* Written instruction *
Your answer should be a single number: the count of lines that include the word "screenshot".

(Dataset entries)

⁂

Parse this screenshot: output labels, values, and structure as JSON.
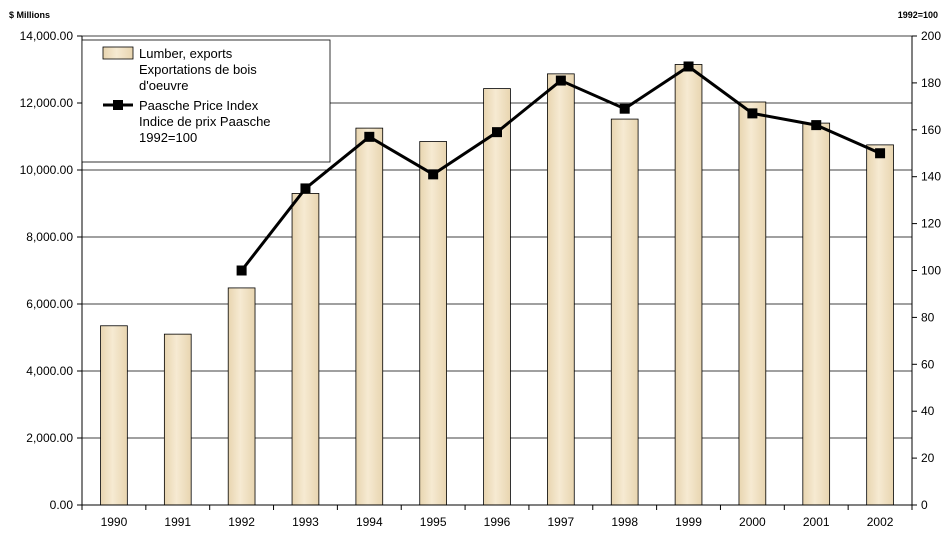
{
  "chart_data": {
    "type": "bar",
    "left_axis_title": "$ Millions",
    "right_axis_title": "1992=100",
    "categories": [
      "1990",
      "1991",
      "1992",
      "1993",
      "1994",
      "1995",
      "1996",
      "1997",
      "1998",
      "1999",
      "2000",
      "2001",
      "2002"
    ],
    "series": [
      {
        "name": [
          "Lumber, exports",
          "Exportations de bois",
          "d'oeuvre"
        ],
        "type": "bar",
        "axis": "left",
        "values": [
          5350,
          5100,
          6480,
          9300,
          11250,
          10850,
          12430,
          12870,
          11520,
          13150,
          12030,
          11400,
          10750
        ]
      },
      {
        "name": [
          "Paasche Price Index",
          "Indice de prix Paasche",
          "1992=100"
        ],
        "type": "line",
        "axis": "right",
        "values": [
          null,
          null,
          100,
          135,
          157,
          141,
          159,
          181,
          169,
          187,
          167,
          162,
          150
        ]
      }
    ],
    "left_axis": {
      "min": 0,
      "max": 14000,
      "step": 2000,
      "ticks": [
        "0.00",
        "2,000.00",
        "4,000.00",
        "6,000.00",
        "8,000.00",
        "10,000.00",
        "12,000.00",
        "14,000.00"
      ]
    },
    "right_axis": {
      "min": 0,
      "max": 200,
      "step": 20,
      "ticks": [
        "0",
        "20",
        "40",
        "60",
        "80",
        "100",
        "120",
        "140",
        "160",
        "180",
        "200"
      ]
    },
    "grid": true,
    "legend_position": "top-left",
    "colors": {
      "bar_fill": "#e8d5b0",
      "bar_light": "#f6ead2",
      "bar_stroke": "#000000",
      "line": "#000000",
      "grid": "#000000"
    }
  }
}
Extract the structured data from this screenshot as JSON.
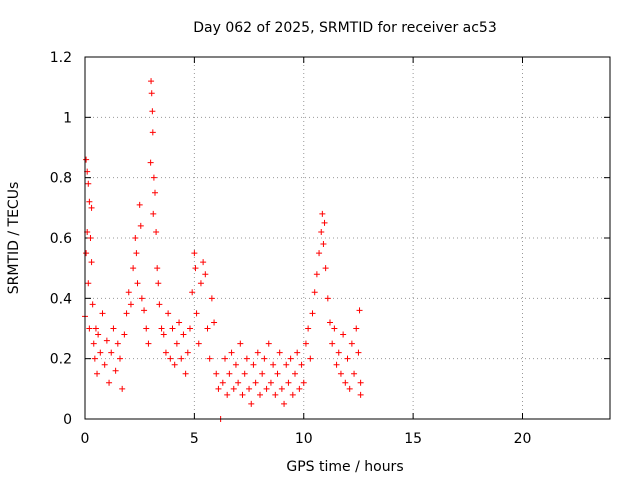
{
  "chart_data": {
    "type": "scatter",
    "title": "Day 062 of 2025, SRMTID for receiver ac53",
    "xlabel": "GPS time / hours",
    "ylabel": "SRMTID / TECUs",
    "xlim": [
      0,
      24
    ],
    "ylim": [
      0,
      1.2
    ],
    "x_ticks": [
      0,
      5,
      10,
      15,
      20
    ],
    "x_tick_labels": [
      "0",
      "5",
      "10",
      "15",
      "20"
    ],
    "y_ticks": [
      0,
      0.2,
      0.4,
      0.6,
      0.8,
      1,
      1.2
    ],
    "y_tick_labels": [
      "0",
      "0.2",
      "0.4",
      "0.6",
      "0.8",
      "1",
      "1.2"
    ],
    "grid": true,
    "marker": "+",
    "color": "#ff0000",
    "series": [
      {
        "name": "SRMTID",
        "points": [
          [
            0.0,
            0.34
          ],
          [
            0.05,
            0.55
          ],
          [
            0.05,
            0.86
          ],
          [
            0.1,
            0.82
          ],
          [
            0.1,
            0.62
          ],
          [
            0.15,
            0.78
          ],
          [
            0.15,
            0.45
          ],
          [
            0.2,
            0.72
          ],
          [
            0.2,
            0.3
          ],
          [
            0.25,
            0.6
          ],
          [
            0.3,
            0.52
          ],
          [
            0.3,
            0.7
          ],
          [
            0.35,
            0.38
          ],
          [
            0.4,
            0.25
          ],
          [
            0.45,
            0.2
          ],
          [
            0.5,
            0.3
          ],
          [
            0.55,
            0.15
          ],
          [
            0.6,
            0.28
          ],
          [
            0.7,
            0.22
          ],
          [
            0.8,
            0.35
          ],
          [
            0.9,
            0.18
          ],
          [
            1.0,
            0.26
          ],
          [
            1.1,
            0.12
          ],
          [
            1.2,
            0.22
          ],
          [
            1.3,
            0.3
          ],
          [
            1.4,
            0.16
          ],
          [
            1.5,
            0.25
          ],
          [
            1.6,
            0.2
          ],
          [
            1.7,
            0.1
          ],
          [
            1.8,
            0.28
          ],
          [
            1.9,
            0.35
          ],
          [
            2.0,
            0.42
          ],
          [
            2.1,
            0.38
          ],
          [
            2.2,
            0.5
          ],
          [
            2.3,
            0.6
          ],
          [
            2.35,
            0.55
          ],
          [
            2.4,
            0.45
          ],
          [
            2.5,
            0.71
          ],
          [
            2.55,
            0.64
          ],
          [
            2.6,
            0.4
          ],
          [
            2.7,
            0.36
          ],
          [
            2.8,
            0.3
          ],
          [
            2.9,
            0.25
          ],
          [
            3.0,
            0.85
          ],
          [
            3.02,
            1.12
          ],
          [
            3.05,
            1.08
          ],
          [
            3.08,
            1.02
          ],
          [
            3.1,
            0.95
          ],
          [
            3.12,
            0.68
          ],
          [
            3.15,
            0.8
          ],
          [
            3.2,
            0.75
          ],
          [
            3.25,
            0.62
          ],
          [
            3.3,
            0.5
          ],
          [
            3.35,
            0.45
          ],
          [
            3.4,
            0.38
          ],
          [
            3.5,
            0.3
          ],
          [
            3.6,
            0.28
          ],
          [
            3.7,
            0.22
          ],
          [
            3.8,
            0.35
          ],
          [
            3.9,
            0.2
          ],
          [
            4.0,
            0.3
          ],
          [
            4.1,
            0.18
          ],
          [
            4.2,
            0.25
          ],
          [
            4.3,
            0.32
          ],
          [
            4.4,
            0.2
          ],
          [
            4.5,
            0.28
          ],
          [
            4.6,
            0.15
          ],
          [
            4.7,
            0.22
          ],
          [
            4.8,
            0.3
          ],
          [
            4.9,
            0.42
          ],
          [
            5.0,
            0.55
          ],
          [
            5.05,
            0.5
          ],
          [
            5.1,
            0.35
          ],
          [
            5.2,
            0.25
          ],
          [
            5.3,
            0.45
          ],
          [
            5.4,
            0.52
          ],
          [
            5.5,
            0.48
          ],
          [
            5.6,
            0.3
          ],
          [
            5.7,
            0.2
          ],
          [
            5.8,
            0.4
          ],
          [
            5.9,
            0.32
          ],
          [
            6.0,
            0.15
          ],
          [
            6.1,
            0.1
          ],
          [
            6.2,
            0.0
          ],
          [
            6.3,
            0.12
          ],
          [
            6.4,
            0.2
          ],
          [
            6.5,
            0.08
          ],
          [
            6.6,
            0.15
          ],
          [
            6.7,
            0.22
          ],
          [
            6.8,
            0.1
          ],
          [
            6.9,
            0.18
          ],
          [
            7.0,
            0.12
          ],
          [
            7.1,
            0.25
          ],
          [
            7.2,
            0.08
          ],
          [
            7.3,
            0.15
          ],
          [
            7.4,
            0.2
          ],
          [
            7.5,
            0.1
          ],
          [
            7.6,
            0.05
          ],
          [
            7.7,
            0.18
          ],
          [
            7.8,
            0.12
          ],
          [
            7.9,
            0.22
          ],
          [
            8.0,
            0.08
          ],
          [
            8.1,
            0.15
          ],
          [
            8.2,
            0.2
          ],
          [
            8.3,
            0.1
          ],
          [
            8.4,
            0.25
          ],
          [
            8.5,
            0.12
          ],
          [
            8.6,
            0.18
          ],
          [
            8.7,
            0.08
          ],
          [
            8.8,
            0.15
          ],
          [
            8.9,
            0.22
          ],
          [
            9.0,
            0.1
          ],
          [
            9.1,
            0.05
          ],
          [
            9.2,
            0.18
          ],
          [
            9.3,
            0.12
          ],
          [
            9.4,
            0.2
          ],
          [
            9.5,
            0.08
          ],
          [
            9.6,
            0.15
          ],
          [
            9.7,
            0.22
          ],
          [
            9.8,
            0.1
          ],
          [
            9.9,
            0.18
          ],
          [
            10.0,
            0.12
          ],
          [
            10.1,
            0.25
          ],
          [
            10.2,
            0.3
          ],
          [
            10.3,
            0.2
          ],
          [
            10.4,
            0.35
          ],
          [
            10.5,
            0.42
          ],
          [
            10.6,
            0.48
          ],
          [
            10.7,
            0.55
          ],
          [
            10.8,
            0.62
          ],
          [
            10.85,
            0.68
          ],
          [
            10.9,
            0.58
          ],
          [
            10.95,
            0.65
          ],
          [
            11.0,
            0.5
          ],
          [
            11.1,
            0.4
          ],
          [
            11.2,
            0.32
          ],
          [
            11.3,
            0.25
          ],
          [
            11.4,
            0.3
          ],
          [
            11.5,
            0.18
          ],
          [
            11.6,
            0.22
          ],
          [
            11.7,
            0.15
          ],
          [
            11.8,
            0.28
          ],
          [
            11.9,
            0.12
          ],
          [
            12.0,
            0.2
          ],
          [
            12.1,
            0.1
          ],
          [
            12.2,
            0.25
          ],
          [
            12.3,
            0.15
          ],
          [
            12.4,
            0.3
          ],
          [
            12.5,
            0.22
          ],
          [
            12.55,
            0.36
          ],
          [
            12.6,
            0.08
          ],
          [
            12.6,
            0.12
          ]
        ]
      }
    ]
  }
}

⁂

* The output *
2